> _Written problem_:
Find each line with "early" and copy it.

**** Stored records

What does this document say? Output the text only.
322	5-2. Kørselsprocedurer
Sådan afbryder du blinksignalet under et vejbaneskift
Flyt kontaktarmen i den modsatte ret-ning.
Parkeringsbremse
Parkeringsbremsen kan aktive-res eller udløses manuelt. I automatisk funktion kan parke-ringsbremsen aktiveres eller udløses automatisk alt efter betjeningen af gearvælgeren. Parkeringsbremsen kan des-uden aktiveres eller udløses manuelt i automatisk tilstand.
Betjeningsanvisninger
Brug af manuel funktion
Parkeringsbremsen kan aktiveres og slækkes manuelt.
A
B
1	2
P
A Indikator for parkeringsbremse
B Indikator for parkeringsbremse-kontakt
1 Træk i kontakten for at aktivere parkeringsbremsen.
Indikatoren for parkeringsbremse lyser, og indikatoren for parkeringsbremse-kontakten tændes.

********
**** Stored records

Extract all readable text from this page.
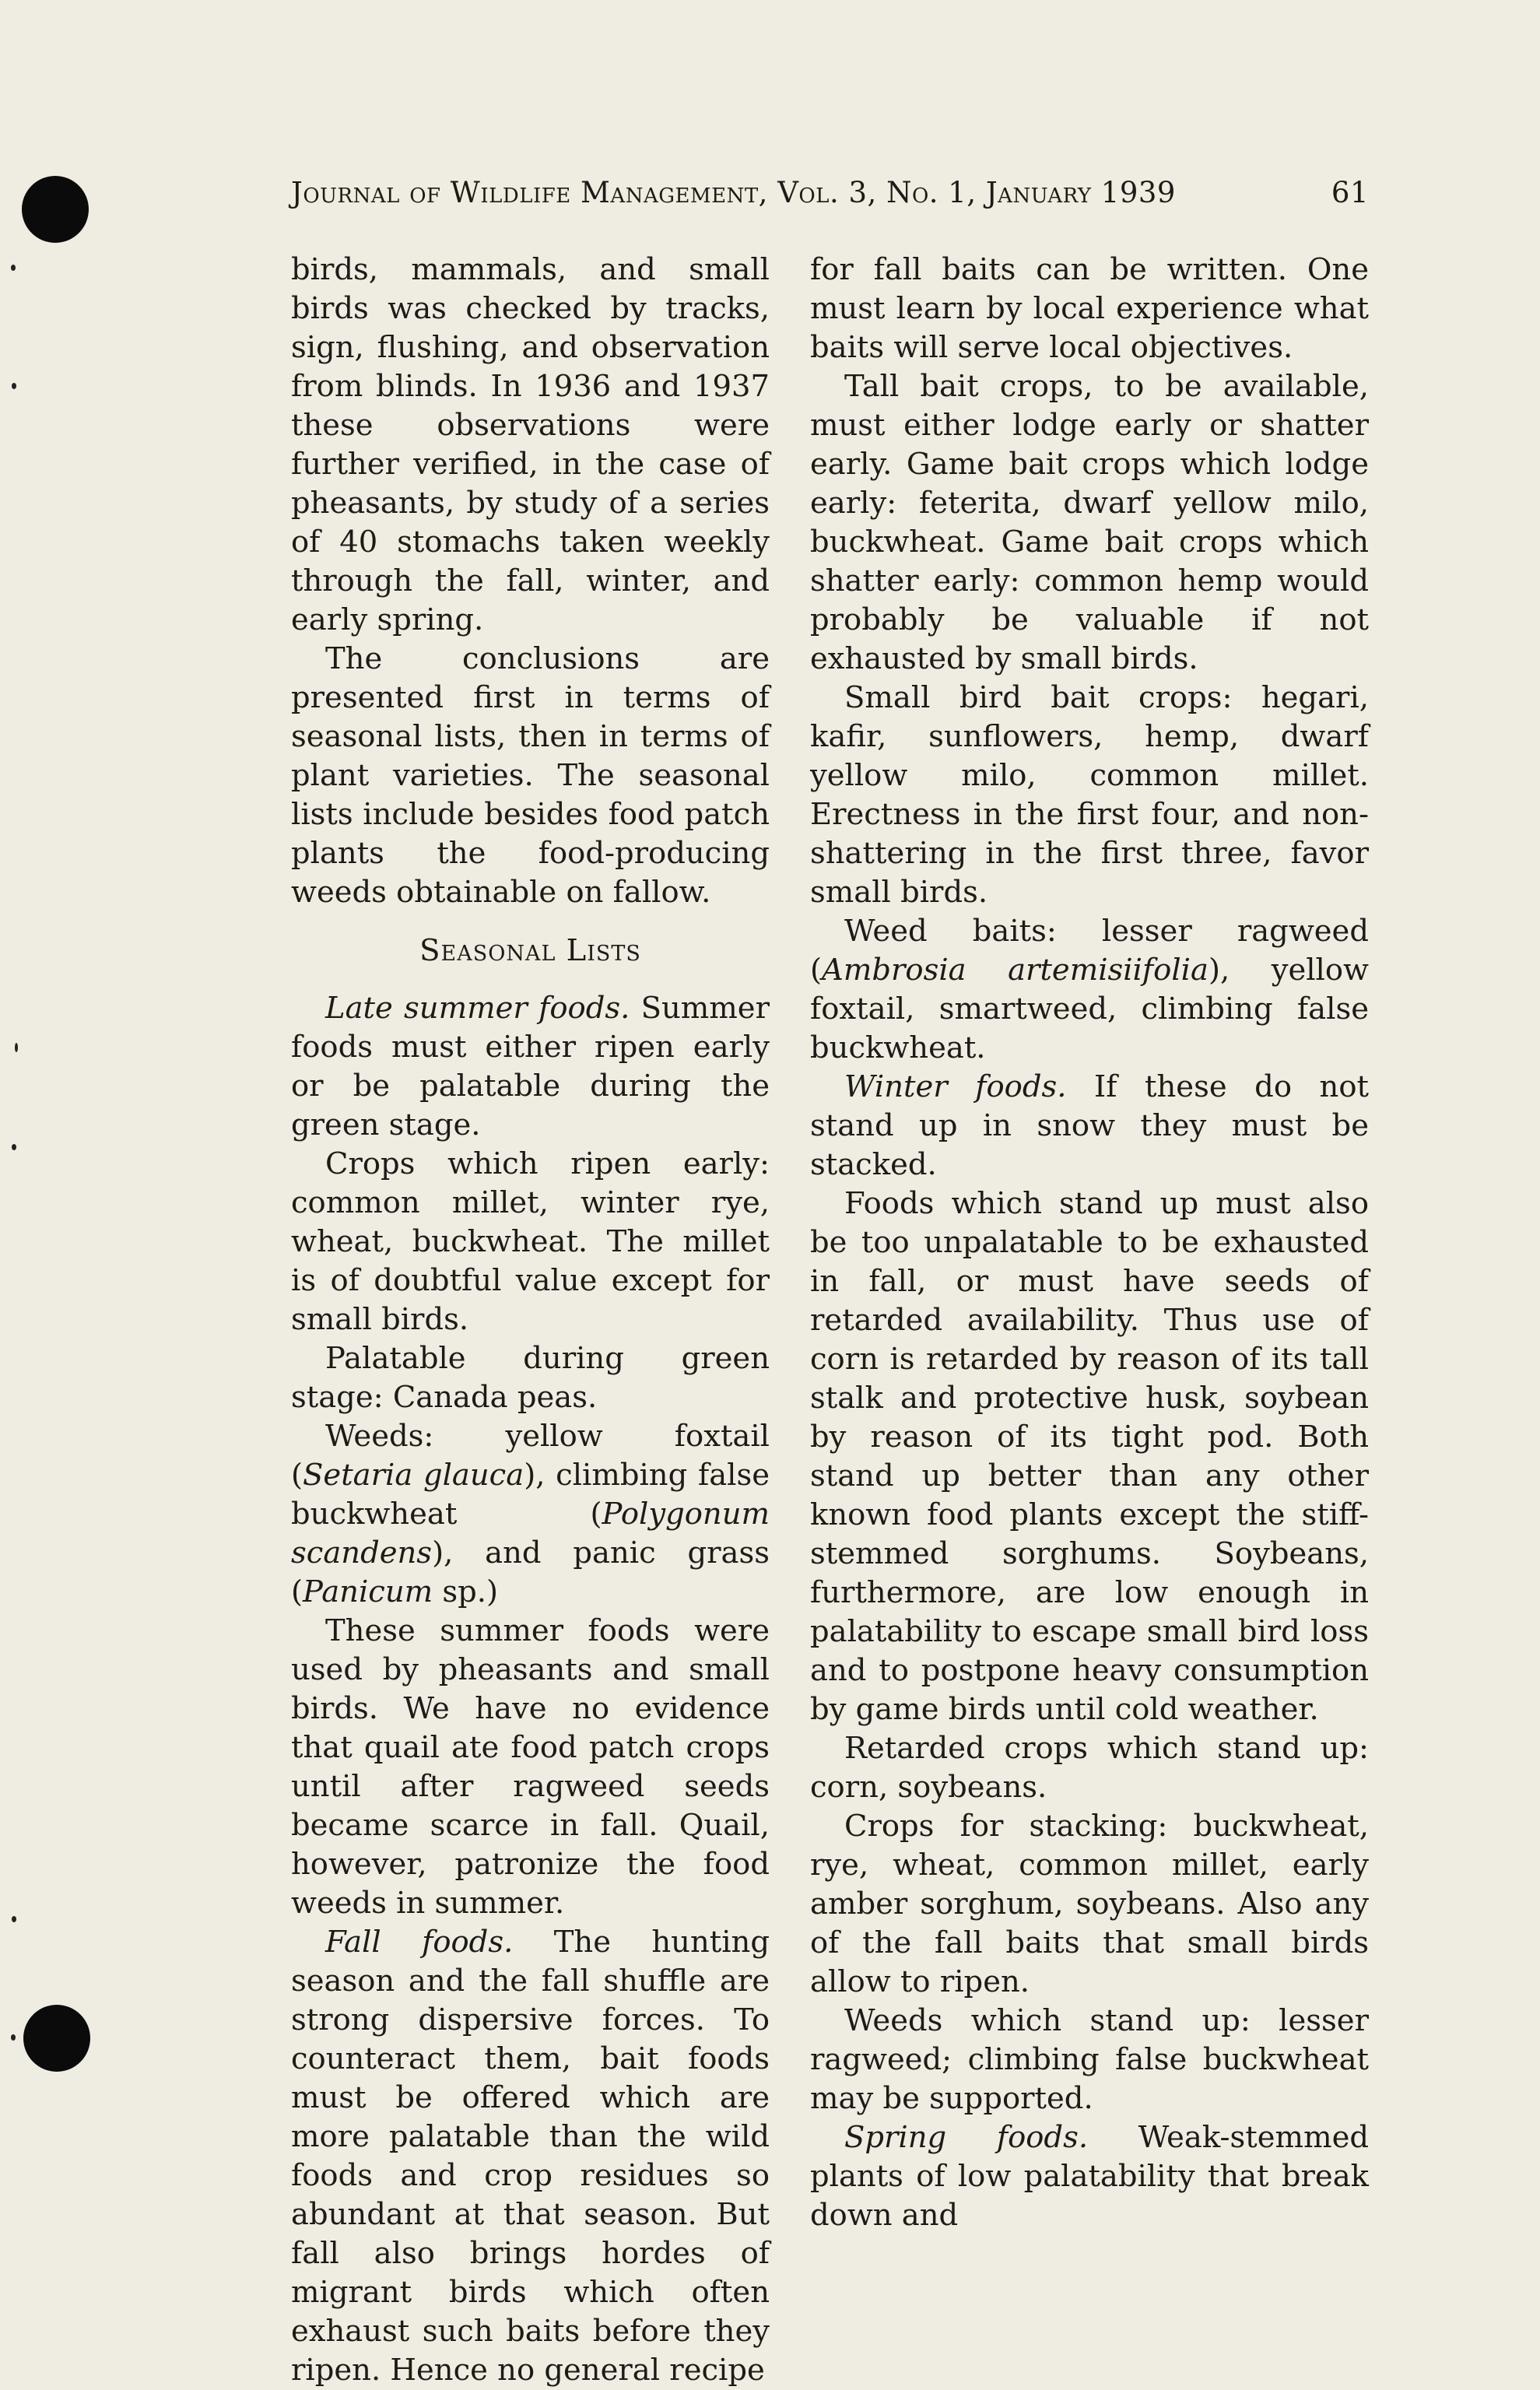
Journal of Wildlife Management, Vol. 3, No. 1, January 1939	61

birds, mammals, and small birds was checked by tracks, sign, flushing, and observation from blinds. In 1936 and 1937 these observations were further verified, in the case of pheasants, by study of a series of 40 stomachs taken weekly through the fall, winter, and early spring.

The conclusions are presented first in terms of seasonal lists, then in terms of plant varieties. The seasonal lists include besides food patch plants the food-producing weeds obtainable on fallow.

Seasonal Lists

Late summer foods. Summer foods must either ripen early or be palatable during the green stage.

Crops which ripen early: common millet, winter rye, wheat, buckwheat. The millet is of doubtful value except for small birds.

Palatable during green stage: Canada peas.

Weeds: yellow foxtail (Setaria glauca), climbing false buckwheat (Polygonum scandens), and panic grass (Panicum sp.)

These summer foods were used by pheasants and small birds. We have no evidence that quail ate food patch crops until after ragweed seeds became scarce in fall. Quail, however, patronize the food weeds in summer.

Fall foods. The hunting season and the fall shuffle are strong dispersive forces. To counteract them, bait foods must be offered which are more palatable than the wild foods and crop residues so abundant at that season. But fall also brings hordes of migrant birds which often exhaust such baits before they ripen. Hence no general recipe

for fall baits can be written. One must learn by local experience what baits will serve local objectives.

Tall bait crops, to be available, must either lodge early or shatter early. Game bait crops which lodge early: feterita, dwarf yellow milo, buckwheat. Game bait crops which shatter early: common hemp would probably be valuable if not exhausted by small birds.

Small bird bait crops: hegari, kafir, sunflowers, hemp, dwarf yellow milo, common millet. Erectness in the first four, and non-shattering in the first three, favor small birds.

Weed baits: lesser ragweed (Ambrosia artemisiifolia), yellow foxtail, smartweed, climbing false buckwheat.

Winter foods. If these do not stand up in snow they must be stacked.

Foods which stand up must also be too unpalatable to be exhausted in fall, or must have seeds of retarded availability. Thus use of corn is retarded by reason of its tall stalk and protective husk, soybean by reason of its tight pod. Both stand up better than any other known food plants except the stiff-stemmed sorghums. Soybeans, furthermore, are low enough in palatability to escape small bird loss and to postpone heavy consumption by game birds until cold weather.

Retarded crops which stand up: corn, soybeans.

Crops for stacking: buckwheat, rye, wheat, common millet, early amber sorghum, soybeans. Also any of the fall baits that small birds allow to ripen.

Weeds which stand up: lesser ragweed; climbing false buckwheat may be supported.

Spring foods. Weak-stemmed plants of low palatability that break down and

********

> _Output_:
birds, mammals, and small birds was checked by tracks, sign, flushing, and observation from blinds. In 1936 and 1937 these observations were further verified, in the case of pheasants, by study of a series of 40 stomachs taken weekly through the fall, winter, and early spring.
Late summer foods. Summer foods must either ripen early or be palatable during the green stage.
Crops which ripen early: common millet, winter rye, wheat, buckwheat. The millet is of doubtful value except for small birds.
Tall bait crops, to be available, must either lodge early or shatter early. Game bait crops which lodge early: feterita, dwarf yellow milo, buckwheat. Game bait crops which shatter early: common hemp would probably be valuable if not exhausted by small birds.
Crops for stacking: buckwheat, rye, wheat, common millet, early amber sorghum, soybeans. Also any of the fall baits that small birds allow to ripen.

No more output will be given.